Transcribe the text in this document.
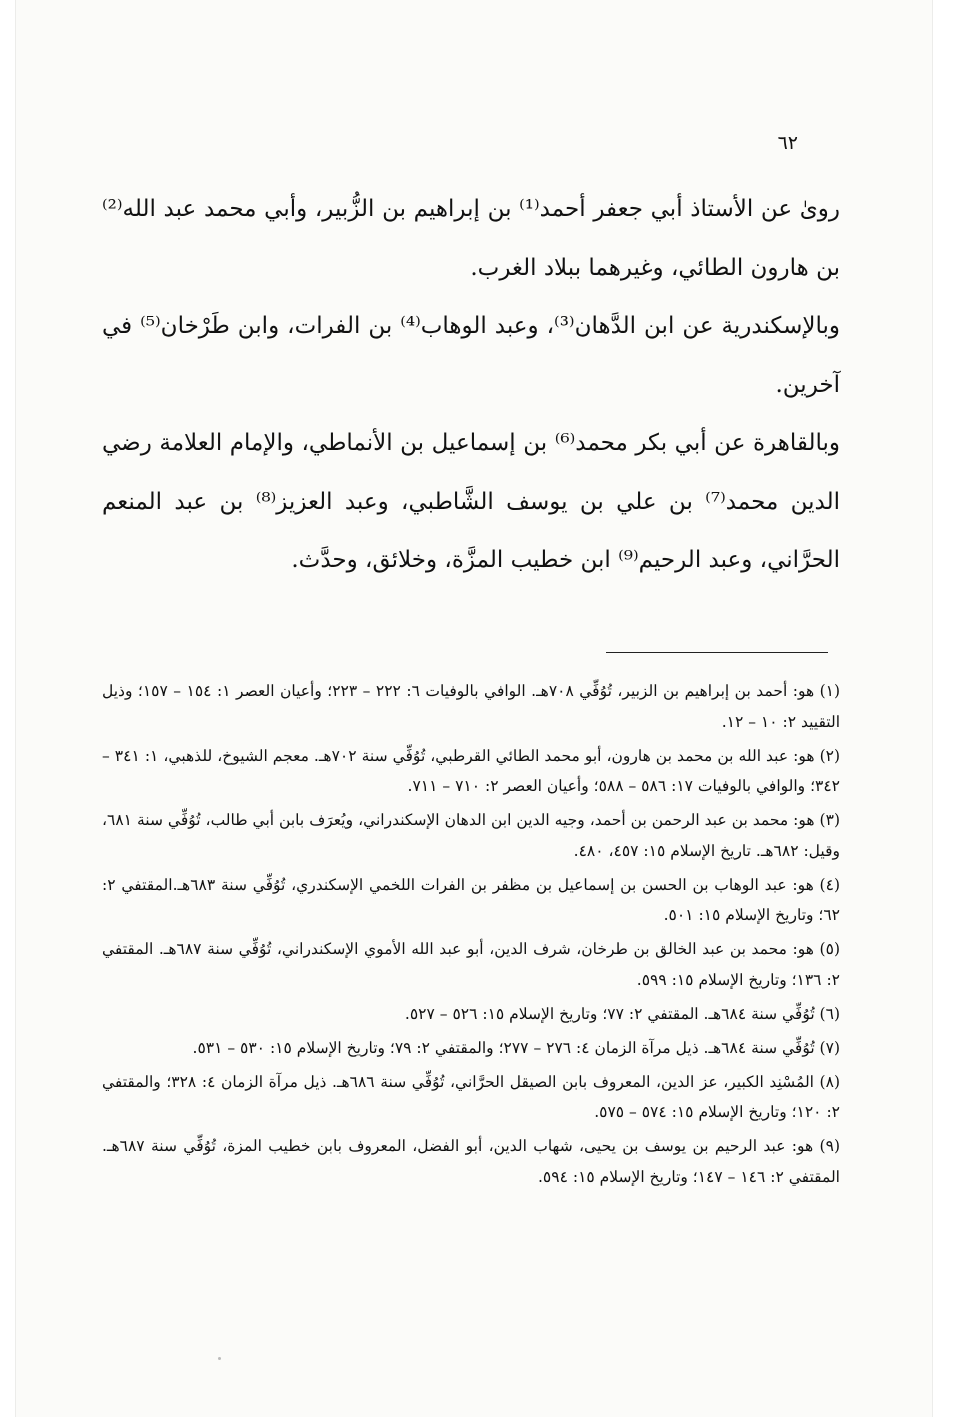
٦٢

روىٰ عن الأستاذ أبي جعفر أحمد⁽¹⁾ بن إبراهيم بن الزُّبير، وأبي محمد عبد الله⁽²⁾ بن هارون الطائي، وغيرهما ببلاد الغرب.

وبالإسكندرية عن ابن الدَّهان⁽³⁾، وعبد الوهاب⁽⁴⁾ بن الفرات، وابن طَرْخان⁽⁵⁾ في آخرين.

وبالقاهرة عن أبي بكر محمد⁽⁶⁾ بن إسماعيل بن الأنماطي، والإمام العلامة رضي الدين محمد⁽⁷⁾ بن علي بن يوسف الشَّاطبي، وعبد العزيز⁽⁸⁾ بن عبد المنعم الحرَّاني، وعبد الرحيم⁽⁹⁾ ابن خطيب المزَّة، وخلائق، وحدَّث.

(١) هو: أحمد بن إبراهيم بن الزبير، تُوُفِّي ٧٠٨هـ. الوافي بالوفيات ٦: ٢٢٢ – ٢٢٣؛ وأعيان العصر ١: ١٥٤ – ١٥٧؛ وذيل التقييد ٢: ١٠ – ١٢.

(٢) هو: عبد الله بن محمد بن هارون، أبو محمد الطائي القرطبي، تُوُفِّي سنة ٧٠٢هـ. معجم الشيوخ، للذهبي، ١: ٣٤١ – ٣٤٢؛ والوافي بالوفيات ١٧: ٥٨٦ – ٥٨٨؛ وأعيان العصر ٢: ٧١٠ – ٧١١.

(٣) هو: محمد بن عبد الرحمن بن أحمد، وجيه الدين ابن الدهان الإسكندراني، ويُعرَف بابن أبي طالب، تُوُفِّي سنة ٦٨١، وقيل: ٦٨٢هـ. تاريخ الإسلام ١٥: ٤٥٧، ٤٨٠.

(٤) هو: عبد الوهاب بن الحسن بن إسماعيل بن مظفر بن الفرات اللخمي الإسكندري، تُوُفِّي سنة ٦٨٣هـ.المقتفي ٢: ٦٢؛ وتاريخ الإسلام ١٥: ٥٠١.

(٥) هو: محمد بن عبد الخالق بن طرخان، شرف الدين، أبو عبد الله الأموي الإسكندراني، تُوُفِّي سنة ٦٨٧هـ. المقتفي ٢: ١٣٦؛ وتاريخ الإسلام ١٥: ٥٩٩.

(٦) تُوُفِّي سنة ٦٨٤هـ. المقتفي ٢: ٧٧؛ وتاريخ الإسلام ١٥: ٥٢٦ – ٥٢٧.

(٧) تُوُفِّي سنة ٦٨٤هـ. ذيل مرآة الزمان ٤: ٢٧٦ – ٢٧٧؛ والمقتفي ٢: ٧٩؛ وتاريخ الإسلام ١٥: ٥٣٠ – ٥٣١.

(٨) المُسْنِد الكبير، عز الدين، المعروف بابن الصيقل الحرَّاني، تُوُفِّي سنة ٦٨٦هـ. ذيل مرآة الزمان ٤: ٣٢٨؛ والمقتفي ٢: ١٢٠؛ وتاريخ الإسلام ١٥: ٥٧٤ – ٥٧٥.

(٩) هو: عبد الرحيم بن يوسف بن يحيى، شهاب الدين، أبو الفضل، المعروف بابن خطيب المزة، تُوُفِّي سنة ٦٨٧هـ. المقتفي ٢: ١٤٦ – ١٤٧؛ وتاريخ الإسلام ١٥: ٥٩٤.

:::

→ **Goal**: Find all lines holding the string "الله" and copy them.

→ **Output for this exercise**:
روىٰ عن الأستاذ أبي جعفر أحمد⁽¹⁾ بن إبراهيم بن الزُّبير، وأبي محمد عبد الله⁽²⁾ بن هارون الطائي، وغيرهما ببلاد الغرب.
(٢) هو: عبد الله بن محمد بن هارون، أبو محمد الطائي القرطبي، تُوُفِّي سنة ٧٠٢هـ. معجم الشيوخ، للذهبي، ١: ٣٤١ – ٣٤٢؛ والوافي بالوفيات ١٧: ٥٨٦ – ٥٨٨؛ وأعيان العصر ٢: ٧١٠ – ٧١١.
(٥) هو: محمد بن عبد الخالق بن طرخان، شرف الدين، أبو عبد الله الأموي الإسكندراني، تُوُفِّي سنة ٦٨٧هـ. المقتفي ٢: ١٣٦؛ وتاريخ الإسلام ١٥: ٥٩٩.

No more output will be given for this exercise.